→ INSTRUCTION
Retype the lecture slides on scraping, metadata, and FAIR principles word for word.

→ TEXT EXTRACT
════════
Working with Digital Data

in Religious Studies

9. Accessing & Structuring Datasets: Go Meta with “FAIR” Principles

Summer Semester 2024
Prof. Dr. Nathan Gibson

Outline

  1. Review
    1. Scraping & Querying
    2. Tutorial

    Break

  2. Metadata
  3. FAIR Principles

1.1 📈 Scraping & Querying Review: Learning Objective

Use URL queries, APIs, and scraping tools to download data systematically from the web.

1.1 📈 Scraping & Querying Review: Quiz

In the URL https://de.wikipedia.org, which part is the top-level domain (TLD)?

  • https
  • de
  • wikipedia
  • org

1.1 📈 Scraping & Querying Review: Quiz

Where would the URL https://google.images.com.vn take you?

  • A Google Images page in Vietnamese
  • A Vietnamese page not run by Google

1.1 📈 Scraping & Querying Review: Quiz

Which part of the URL https://24data.pages.gwdg.de/scraping-tutorial is a subdomain?

  • scraping-tutorial
  • 24data
  • gwdg
  • pages

1.1 📈 Scraping & Querying Review: Quiz

If you type https://example.com/three words together into your browser address bar, what characters will your browser change it to?
════════
→ Element and region data

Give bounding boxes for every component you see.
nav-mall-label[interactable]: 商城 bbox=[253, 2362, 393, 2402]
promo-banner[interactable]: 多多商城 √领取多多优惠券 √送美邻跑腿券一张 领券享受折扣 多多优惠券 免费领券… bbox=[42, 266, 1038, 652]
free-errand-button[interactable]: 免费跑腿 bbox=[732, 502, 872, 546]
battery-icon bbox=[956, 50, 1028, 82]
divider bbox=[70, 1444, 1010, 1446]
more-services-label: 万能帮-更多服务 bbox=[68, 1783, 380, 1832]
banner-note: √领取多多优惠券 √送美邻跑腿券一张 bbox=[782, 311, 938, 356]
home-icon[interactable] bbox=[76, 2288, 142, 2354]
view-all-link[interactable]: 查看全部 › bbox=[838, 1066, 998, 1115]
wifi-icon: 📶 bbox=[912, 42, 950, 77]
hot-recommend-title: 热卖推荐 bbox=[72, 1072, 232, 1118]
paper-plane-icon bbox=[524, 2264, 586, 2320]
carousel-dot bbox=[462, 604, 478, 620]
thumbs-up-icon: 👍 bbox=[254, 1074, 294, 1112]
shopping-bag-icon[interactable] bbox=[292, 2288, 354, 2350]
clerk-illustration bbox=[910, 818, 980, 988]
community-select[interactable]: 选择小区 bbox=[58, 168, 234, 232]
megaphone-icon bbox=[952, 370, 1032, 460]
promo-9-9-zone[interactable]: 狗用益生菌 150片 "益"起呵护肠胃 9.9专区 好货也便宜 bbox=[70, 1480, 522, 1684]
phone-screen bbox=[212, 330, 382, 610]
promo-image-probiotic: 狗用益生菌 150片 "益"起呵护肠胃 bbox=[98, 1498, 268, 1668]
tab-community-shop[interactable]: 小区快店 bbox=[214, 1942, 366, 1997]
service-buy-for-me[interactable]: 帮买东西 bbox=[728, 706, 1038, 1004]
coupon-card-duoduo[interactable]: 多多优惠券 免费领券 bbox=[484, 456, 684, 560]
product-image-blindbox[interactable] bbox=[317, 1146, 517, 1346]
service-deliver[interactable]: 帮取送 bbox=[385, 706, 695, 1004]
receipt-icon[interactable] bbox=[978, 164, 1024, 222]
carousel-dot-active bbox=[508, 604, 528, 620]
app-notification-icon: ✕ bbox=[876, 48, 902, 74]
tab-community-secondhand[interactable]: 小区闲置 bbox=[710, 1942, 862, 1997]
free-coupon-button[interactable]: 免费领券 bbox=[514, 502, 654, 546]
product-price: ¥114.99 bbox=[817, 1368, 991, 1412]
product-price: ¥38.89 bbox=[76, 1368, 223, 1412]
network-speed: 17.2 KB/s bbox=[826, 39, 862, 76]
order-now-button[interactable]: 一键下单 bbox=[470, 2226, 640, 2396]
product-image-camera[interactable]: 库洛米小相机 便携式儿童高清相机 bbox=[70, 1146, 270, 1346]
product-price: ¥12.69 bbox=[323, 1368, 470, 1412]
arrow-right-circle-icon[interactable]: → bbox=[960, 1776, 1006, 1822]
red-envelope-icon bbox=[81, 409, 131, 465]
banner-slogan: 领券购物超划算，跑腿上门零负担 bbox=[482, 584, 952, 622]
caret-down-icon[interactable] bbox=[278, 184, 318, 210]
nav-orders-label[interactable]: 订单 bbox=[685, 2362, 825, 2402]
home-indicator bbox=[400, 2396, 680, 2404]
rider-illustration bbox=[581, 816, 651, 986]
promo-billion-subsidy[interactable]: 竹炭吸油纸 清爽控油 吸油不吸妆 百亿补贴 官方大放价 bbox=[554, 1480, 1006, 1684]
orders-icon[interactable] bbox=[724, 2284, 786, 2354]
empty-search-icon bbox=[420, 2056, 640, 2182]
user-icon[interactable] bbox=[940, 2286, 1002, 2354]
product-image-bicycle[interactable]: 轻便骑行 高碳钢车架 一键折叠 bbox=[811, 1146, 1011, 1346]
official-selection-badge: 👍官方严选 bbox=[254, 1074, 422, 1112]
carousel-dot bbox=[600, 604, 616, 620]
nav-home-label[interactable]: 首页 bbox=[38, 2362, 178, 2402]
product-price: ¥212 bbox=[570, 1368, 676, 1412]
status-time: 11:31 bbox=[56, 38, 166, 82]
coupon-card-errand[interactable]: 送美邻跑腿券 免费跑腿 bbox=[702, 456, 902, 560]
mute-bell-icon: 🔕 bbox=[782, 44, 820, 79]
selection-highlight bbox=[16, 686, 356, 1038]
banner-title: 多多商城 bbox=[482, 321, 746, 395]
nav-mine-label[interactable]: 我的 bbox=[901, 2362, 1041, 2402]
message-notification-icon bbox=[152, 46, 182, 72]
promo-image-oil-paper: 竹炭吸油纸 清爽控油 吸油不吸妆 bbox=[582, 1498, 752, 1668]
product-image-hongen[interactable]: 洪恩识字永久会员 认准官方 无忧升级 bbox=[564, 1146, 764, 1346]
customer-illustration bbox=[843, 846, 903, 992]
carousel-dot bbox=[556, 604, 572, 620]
════════
→ WRITTEN SOLUTION
Working with Digital Data

in Religious Studies

9. Accessing & Structuring Datasets: Go Meta with “FAIR” Principles

Summer Semester 2024
Prof. Dr. Nathan Gibson

Outline

  1. Review
    1. Scraping & Querying
    2. Tutorial

    Break

  2. Metadata
  3. FAIR Principles

1.1 📈 Scraping & Querying Review: Learning Objective

Use URL queries, APIs, and scraping tools to download data systematically from the web.

1.1 📈 Scraping & Querying Review: Quiz

In the URL https://de.wikipedia.org, which part is the top-level domain (TLD)?

  • https
  • de
  • wikipedia
  • org

1.1 📈 Scraping & Querying Review: Quiz

Where would the URL https://google.images.com.vn take you?

  • A Google Images page in Vietnamese
  • A Vietnamese page not run by Google

1.1 📈 Scraping & Querying Review: Quiz

Which part of the URL https://24data.pages.gwdg.de/scraping-tutorial is a subdomain?

  • scraping-tutorial
  • 24data
  • gwdg
  • pages

1.1 📈 Scraping & Querying Review: Quiz

If you type https://example.com/three words together into your browser address bar, what characters will your browser change it to?